### Exercise material:
──────
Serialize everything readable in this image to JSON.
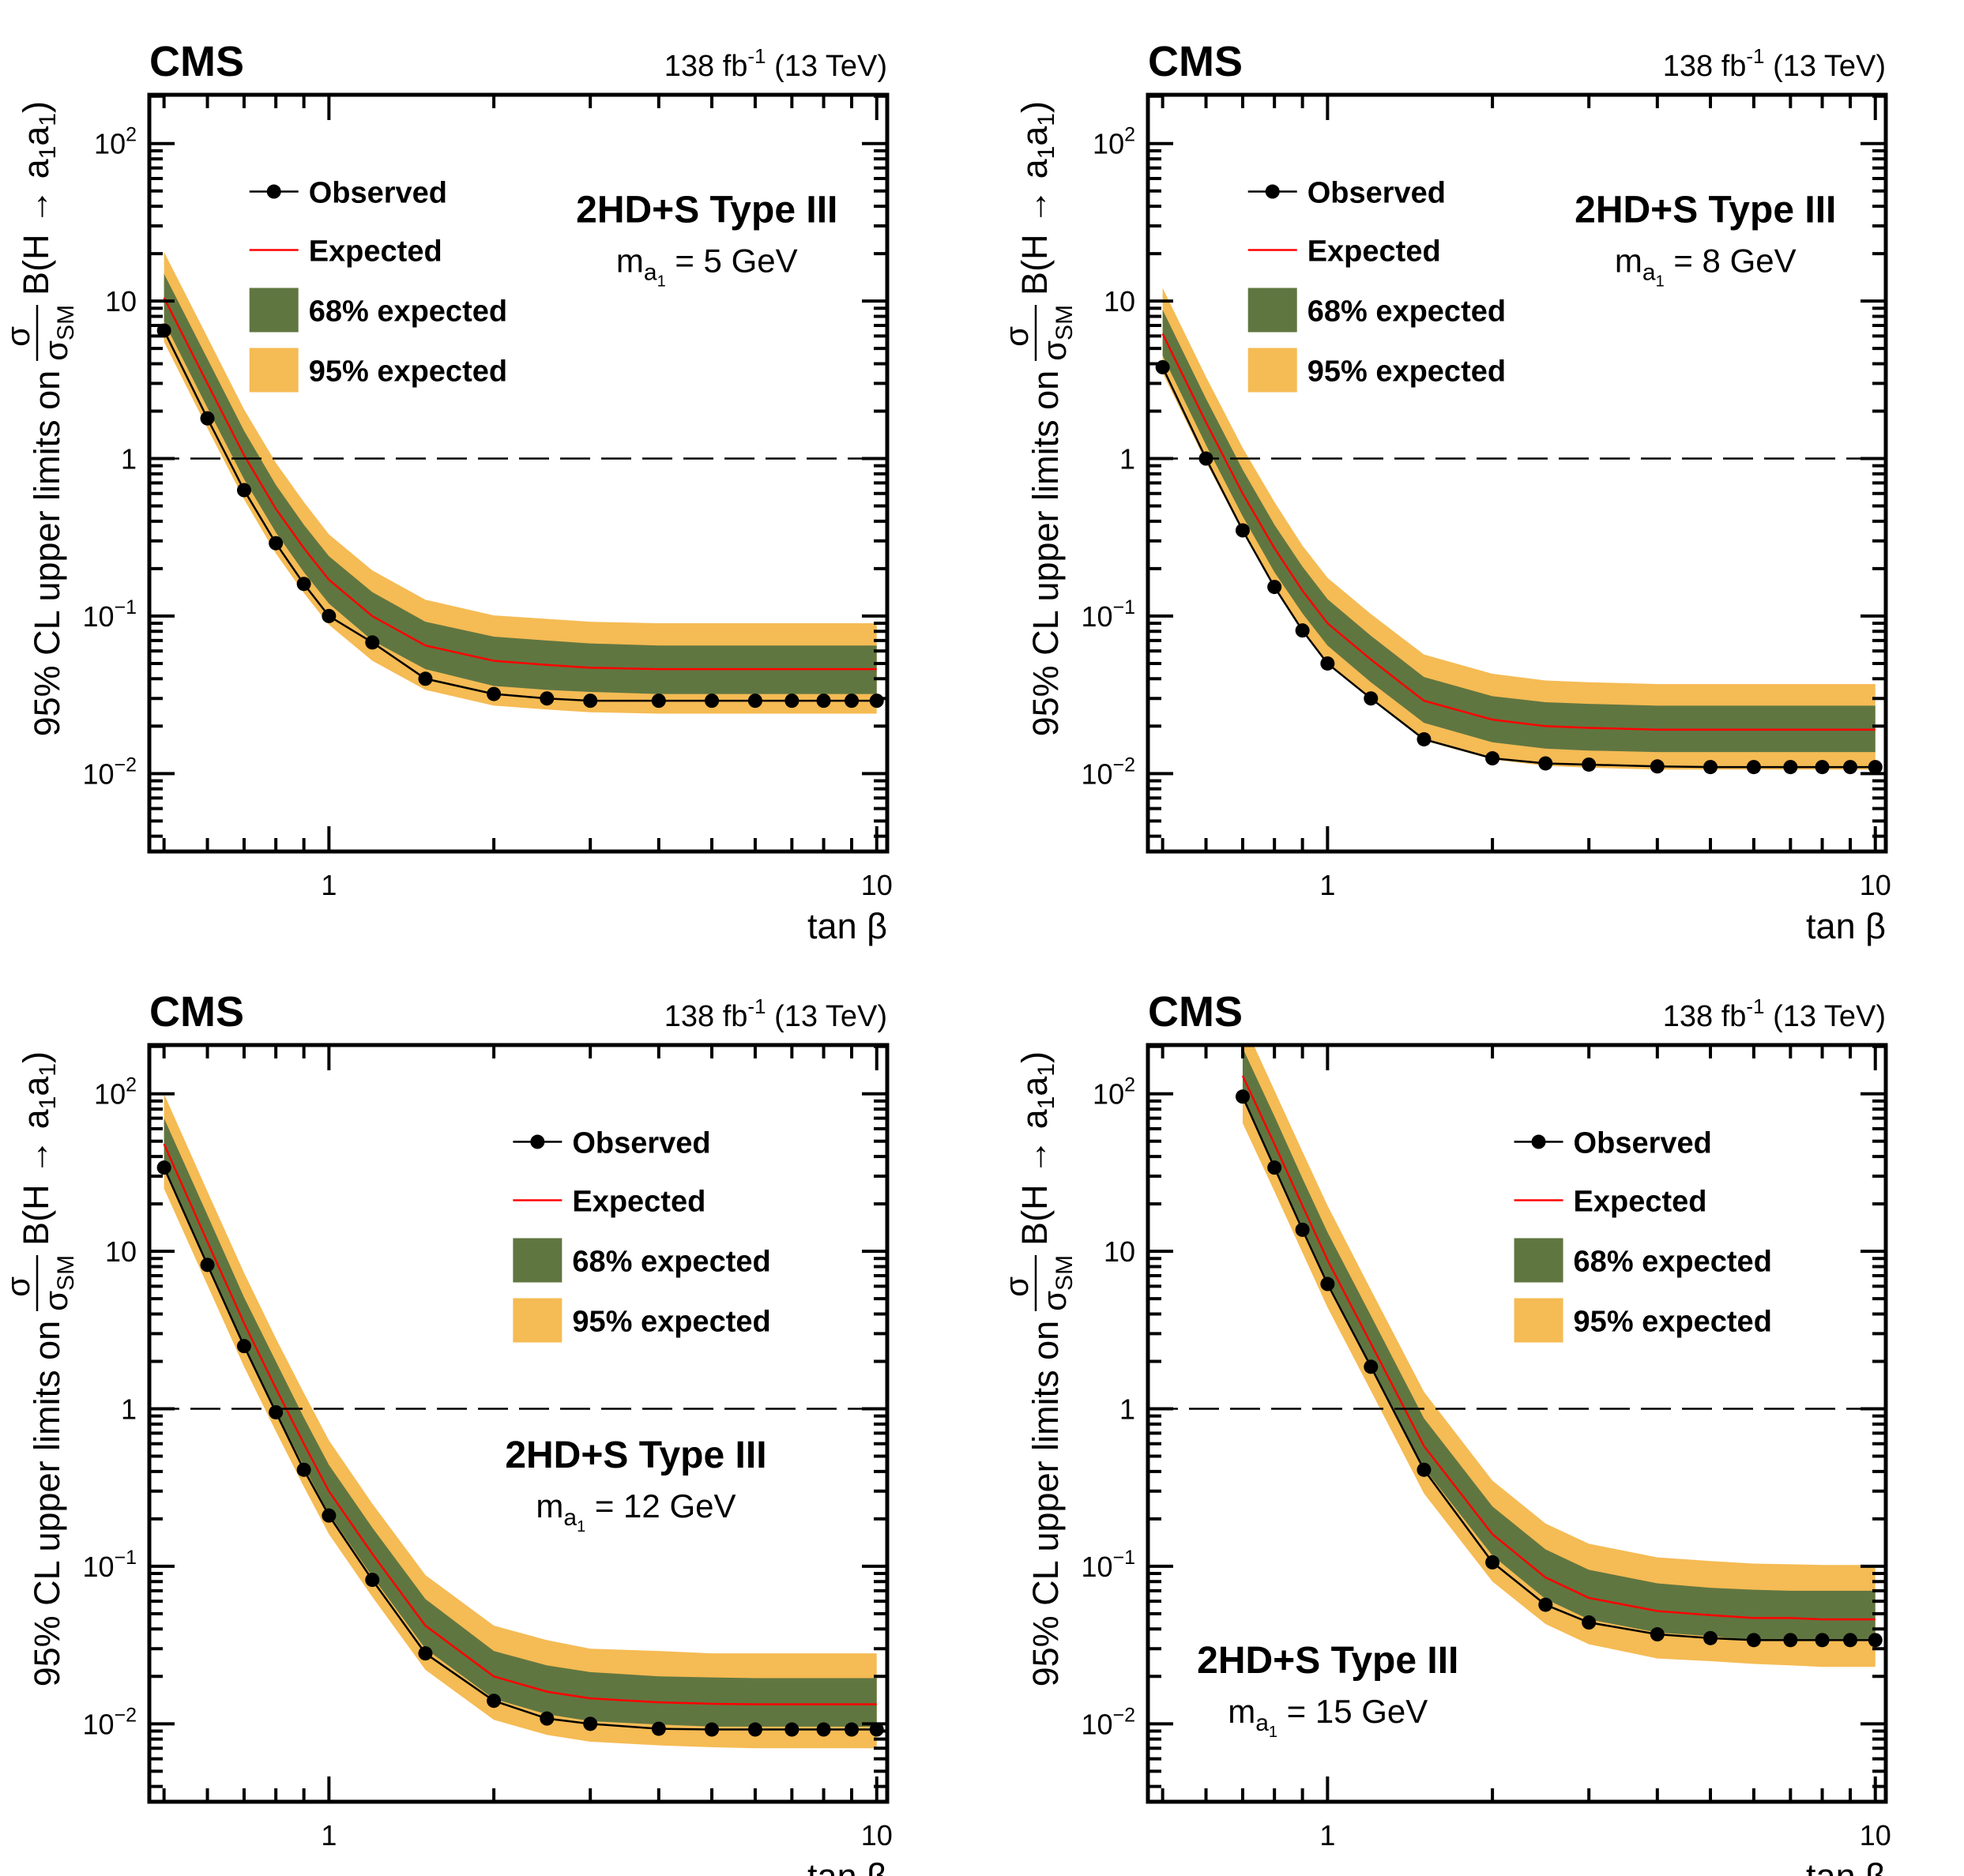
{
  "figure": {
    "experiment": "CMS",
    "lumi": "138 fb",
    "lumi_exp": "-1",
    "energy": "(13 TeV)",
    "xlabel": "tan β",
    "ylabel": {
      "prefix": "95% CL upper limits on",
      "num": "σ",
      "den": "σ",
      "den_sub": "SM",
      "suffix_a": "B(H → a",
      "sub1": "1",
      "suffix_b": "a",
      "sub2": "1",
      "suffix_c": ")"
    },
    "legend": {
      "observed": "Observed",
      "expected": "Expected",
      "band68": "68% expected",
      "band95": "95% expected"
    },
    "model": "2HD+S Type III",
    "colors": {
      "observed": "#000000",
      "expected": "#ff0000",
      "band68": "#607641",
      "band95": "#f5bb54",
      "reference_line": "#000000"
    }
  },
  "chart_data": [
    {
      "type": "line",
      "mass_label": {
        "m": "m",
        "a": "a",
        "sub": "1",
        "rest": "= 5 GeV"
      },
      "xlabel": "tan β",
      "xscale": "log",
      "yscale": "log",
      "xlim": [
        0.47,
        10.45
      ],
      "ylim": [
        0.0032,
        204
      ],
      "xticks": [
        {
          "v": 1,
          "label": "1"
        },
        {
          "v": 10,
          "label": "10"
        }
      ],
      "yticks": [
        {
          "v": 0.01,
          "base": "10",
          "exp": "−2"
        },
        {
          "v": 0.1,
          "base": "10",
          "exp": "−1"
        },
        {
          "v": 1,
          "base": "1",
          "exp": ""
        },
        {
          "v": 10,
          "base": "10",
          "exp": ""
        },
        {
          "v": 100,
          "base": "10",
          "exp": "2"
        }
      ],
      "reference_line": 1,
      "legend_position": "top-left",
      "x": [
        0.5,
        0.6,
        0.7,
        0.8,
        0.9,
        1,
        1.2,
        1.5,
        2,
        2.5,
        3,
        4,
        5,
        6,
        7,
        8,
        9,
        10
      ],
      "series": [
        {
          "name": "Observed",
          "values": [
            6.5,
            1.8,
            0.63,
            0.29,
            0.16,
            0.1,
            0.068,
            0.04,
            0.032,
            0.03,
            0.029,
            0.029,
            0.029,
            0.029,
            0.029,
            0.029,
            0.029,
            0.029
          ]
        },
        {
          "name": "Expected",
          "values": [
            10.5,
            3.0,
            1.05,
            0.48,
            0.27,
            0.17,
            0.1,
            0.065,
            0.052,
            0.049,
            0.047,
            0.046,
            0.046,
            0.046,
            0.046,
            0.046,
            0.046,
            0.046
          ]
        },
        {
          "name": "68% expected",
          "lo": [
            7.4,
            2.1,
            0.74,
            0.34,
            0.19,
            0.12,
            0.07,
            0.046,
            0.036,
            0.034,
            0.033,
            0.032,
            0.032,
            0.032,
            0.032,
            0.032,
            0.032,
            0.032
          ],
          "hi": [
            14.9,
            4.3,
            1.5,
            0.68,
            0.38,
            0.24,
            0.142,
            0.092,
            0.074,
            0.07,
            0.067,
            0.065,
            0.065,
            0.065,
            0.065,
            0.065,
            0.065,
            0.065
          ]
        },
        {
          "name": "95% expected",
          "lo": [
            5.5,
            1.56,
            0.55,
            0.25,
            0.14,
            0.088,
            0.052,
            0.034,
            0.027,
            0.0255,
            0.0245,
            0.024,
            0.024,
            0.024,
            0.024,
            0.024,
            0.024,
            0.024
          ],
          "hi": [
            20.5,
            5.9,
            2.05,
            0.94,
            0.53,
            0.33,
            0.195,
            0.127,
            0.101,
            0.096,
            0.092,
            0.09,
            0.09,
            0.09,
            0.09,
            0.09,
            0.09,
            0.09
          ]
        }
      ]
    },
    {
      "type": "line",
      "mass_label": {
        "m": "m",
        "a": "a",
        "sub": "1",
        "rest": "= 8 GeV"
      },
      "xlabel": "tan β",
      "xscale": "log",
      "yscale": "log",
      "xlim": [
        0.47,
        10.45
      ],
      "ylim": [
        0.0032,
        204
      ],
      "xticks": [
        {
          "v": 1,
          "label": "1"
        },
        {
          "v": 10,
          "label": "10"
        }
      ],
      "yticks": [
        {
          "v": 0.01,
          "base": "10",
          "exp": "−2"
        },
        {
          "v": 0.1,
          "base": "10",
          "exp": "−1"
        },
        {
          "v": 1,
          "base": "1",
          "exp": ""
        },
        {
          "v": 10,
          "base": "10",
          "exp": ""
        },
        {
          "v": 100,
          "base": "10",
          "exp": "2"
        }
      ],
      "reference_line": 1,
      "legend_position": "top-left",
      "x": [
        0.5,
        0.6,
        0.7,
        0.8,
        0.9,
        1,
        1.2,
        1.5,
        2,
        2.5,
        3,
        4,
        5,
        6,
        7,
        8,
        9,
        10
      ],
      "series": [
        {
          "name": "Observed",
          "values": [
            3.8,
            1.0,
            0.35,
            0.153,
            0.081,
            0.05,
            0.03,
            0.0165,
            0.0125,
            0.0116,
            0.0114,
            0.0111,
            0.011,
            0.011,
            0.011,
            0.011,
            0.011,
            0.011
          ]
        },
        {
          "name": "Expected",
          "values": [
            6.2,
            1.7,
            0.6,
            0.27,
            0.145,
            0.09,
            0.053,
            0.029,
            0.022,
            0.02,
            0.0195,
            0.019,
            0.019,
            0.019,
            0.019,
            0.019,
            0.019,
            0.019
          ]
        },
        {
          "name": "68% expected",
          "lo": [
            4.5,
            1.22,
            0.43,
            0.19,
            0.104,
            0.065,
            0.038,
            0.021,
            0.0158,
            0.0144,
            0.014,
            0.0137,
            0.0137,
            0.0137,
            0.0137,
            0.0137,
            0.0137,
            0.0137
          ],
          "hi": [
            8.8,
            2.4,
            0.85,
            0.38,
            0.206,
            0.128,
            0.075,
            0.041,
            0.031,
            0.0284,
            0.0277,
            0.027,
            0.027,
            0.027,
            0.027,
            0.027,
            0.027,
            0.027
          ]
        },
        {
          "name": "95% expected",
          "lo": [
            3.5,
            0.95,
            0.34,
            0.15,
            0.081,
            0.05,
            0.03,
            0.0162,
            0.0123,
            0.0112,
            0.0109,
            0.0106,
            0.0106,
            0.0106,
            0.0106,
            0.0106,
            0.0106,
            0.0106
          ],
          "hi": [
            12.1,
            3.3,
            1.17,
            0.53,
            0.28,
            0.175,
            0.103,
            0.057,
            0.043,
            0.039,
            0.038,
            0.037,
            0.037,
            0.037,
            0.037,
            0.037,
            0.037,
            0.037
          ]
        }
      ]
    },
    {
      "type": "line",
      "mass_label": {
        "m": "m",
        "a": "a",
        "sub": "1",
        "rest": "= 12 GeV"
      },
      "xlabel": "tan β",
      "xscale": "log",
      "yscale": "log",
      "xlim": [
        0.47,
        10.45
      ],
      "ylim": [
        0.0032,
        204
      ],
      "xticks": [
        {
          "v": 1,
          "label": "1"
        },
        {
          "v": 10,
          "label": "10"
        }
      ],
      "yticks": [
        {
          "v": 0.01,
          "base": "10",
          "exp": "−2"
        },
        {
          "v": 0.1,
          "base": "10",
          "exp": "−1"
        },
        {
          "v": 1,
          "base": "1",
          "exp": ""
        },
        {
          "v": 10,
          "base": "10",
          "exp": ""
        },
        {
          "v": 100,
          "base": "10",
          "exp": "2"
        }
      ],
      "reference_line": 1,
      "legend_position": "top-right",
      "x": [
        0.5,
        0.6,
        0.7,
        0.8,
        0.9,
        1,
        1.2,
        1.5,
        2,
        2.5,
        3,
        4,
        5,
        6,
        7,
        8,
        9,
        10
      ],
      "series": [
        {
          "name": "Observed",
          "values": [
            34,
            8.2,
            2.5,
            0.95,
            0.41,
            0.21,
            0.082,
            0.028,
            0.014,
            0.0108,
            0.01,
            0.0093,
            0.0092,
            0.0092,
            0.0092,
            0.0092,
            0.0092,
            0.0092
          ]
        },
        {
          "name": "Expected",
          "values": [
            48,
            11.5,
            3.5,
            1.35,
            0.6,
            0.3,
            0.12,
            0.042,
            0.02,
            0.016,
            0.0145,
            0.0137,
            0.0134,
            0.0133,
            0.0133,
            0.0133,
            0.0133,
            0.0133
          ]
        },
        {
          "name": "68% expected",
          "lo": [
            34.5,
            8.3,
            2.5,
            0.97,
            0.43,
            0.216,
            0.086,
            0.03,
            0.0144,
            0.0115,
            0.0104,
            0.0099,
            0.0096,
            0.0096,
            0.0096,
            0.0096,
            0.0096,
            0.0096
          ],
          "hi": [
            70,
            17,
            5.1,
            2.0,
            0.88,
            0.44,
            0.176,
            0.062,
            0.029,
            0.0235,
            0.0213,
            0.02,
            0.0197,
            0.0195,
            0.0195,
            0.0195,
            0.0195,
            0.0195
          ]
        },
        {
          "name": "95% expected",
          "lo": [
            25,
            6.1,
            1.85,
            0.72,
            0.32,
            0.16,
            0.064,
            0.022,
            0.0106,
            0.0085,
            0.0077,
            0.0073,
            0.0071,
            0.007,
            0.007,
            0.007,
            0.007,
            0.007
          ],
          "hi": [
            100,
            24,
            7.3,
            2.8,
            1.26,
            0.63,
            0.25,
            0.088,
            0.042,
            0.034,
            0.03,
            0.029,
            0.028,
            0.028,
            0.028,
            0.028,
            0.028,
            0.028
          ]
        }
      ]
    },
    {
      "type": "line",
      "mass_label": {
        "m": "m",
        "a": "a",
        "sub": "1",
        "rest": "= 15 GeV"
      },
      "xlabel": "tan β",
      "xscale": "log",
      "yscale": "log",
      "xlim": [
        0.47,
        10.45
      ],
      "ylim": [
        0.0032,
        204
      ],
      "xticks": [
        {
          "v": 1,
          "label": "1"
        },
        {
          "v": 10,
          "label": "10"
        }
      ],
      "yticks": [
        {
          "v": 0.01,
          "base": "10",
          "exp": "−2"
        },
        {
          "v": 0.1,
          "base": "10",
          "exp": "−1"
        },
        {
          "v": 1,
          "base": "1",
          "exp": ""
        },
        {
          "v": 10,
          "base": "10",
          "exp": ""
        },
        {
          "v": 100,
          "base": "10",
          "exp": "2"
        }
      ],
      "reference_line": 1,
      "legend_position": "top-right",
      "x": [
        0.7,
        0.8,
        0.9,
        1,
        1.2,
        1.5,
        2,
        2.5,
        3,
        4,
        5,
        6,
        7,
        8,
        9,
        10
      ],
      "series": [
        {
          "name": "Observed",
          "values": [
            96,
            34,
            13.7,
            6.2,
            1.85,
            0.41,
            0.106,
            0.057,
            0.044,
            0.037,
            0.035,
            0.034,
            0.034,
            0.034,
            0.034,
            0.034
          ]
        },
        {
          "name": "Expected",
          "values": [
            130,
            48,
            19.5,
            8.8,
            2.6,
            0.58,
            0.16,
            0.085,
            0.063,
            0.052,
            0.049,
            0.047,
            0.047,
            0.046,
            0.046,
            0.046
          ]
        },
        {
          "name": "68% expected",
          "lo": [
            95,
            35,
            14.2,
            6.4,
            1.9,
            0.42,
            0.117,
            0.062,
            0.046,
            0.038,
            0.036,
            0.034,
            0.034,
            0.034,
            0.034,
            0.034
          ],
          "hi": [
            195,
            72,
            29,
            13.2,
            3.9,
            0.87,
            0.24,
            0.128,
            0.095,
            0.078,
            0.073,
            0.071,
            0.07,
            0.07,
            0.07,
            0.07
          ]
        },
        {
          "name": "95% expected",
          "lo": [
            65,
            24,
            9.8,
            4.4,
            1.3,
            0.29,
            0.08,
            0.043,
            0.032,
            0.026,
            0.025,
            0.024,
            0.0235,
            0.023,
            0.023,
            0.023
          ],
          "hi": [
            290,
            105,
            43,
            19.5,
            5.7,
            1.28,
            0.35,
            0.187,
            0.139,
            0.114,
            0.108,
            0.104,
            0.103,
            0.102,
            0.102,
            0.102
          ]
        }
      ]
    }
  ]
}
──────
### Problem details:
Copy every line from the entries that contains the word "rest".

### Result of the task:
        "rest": "= 5 GeV"
        "rest": "= 8 GeV"
        "rest": "= 12 GeV"
        "rest": "= 15 GeV"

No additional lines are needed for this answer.